Your objective: Examine the material below. Gather every line in which the string "Развитие" appears.
+++
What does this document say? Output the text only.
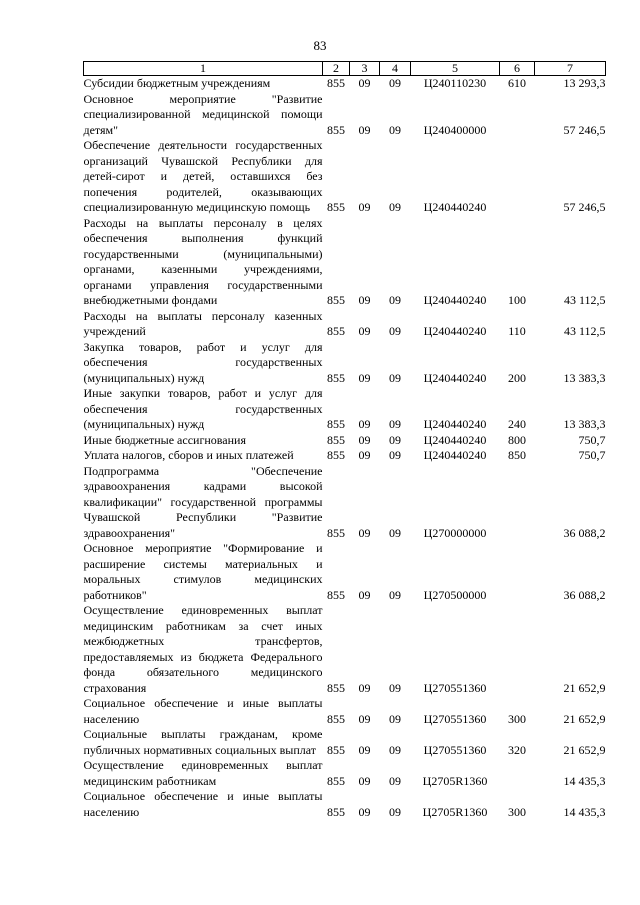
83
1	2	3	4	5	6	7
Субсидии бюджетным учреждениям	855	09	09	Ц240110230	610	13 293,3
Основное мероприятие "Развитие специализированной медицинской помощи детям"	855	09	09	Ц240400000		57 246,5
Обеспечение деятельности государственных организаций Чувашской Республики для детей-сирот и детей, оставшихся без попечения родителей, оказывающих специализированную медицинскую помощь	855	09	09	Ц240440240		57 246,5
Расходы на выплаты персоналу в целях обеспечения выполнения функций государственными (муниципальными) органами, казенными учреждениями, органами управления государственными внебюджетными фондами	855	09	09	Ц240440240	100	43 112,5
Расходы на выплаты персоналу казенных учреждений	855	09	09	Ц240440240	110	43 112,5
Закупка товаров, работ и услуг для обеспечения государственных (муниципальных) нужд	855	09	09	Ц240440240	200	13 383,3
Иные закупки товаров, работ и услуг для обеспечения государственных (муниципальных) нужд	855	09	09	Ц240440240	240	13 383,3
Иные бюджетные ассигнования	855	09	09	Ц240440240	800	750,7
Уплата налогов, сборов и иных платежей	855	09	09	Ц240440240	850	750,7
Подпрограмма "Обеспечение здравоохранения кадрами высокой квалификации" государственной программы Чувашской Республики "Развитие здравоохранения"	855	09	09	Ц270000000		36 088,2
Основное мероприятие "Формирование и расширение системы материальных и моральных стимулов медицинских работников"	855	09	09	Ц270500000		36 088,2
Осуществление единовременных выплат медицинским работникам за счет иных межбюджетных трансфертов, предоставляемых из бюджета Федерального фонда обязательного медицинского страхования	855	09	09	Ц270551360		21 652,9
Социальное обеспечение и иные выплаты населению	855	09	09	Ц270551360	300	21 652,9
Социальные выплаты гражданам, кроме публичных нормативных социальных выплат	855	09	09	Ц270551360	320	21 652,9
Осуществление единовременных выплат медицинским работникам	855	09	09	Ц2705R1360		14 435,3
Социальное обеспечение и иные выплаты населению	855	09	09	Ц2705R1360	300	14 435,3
+++
Response:
Основное мероприятие "Развитие специализированной медицинской помощи детям"	855	09	09	Ц240400000		57 246,5
Подпрограмма "Обеспечение здравоохранения кадрами высокой квалификации" государственной программы Чувашской Республики "Развитие здравоохранения"	855	09	09	Ц270000000		36 088,2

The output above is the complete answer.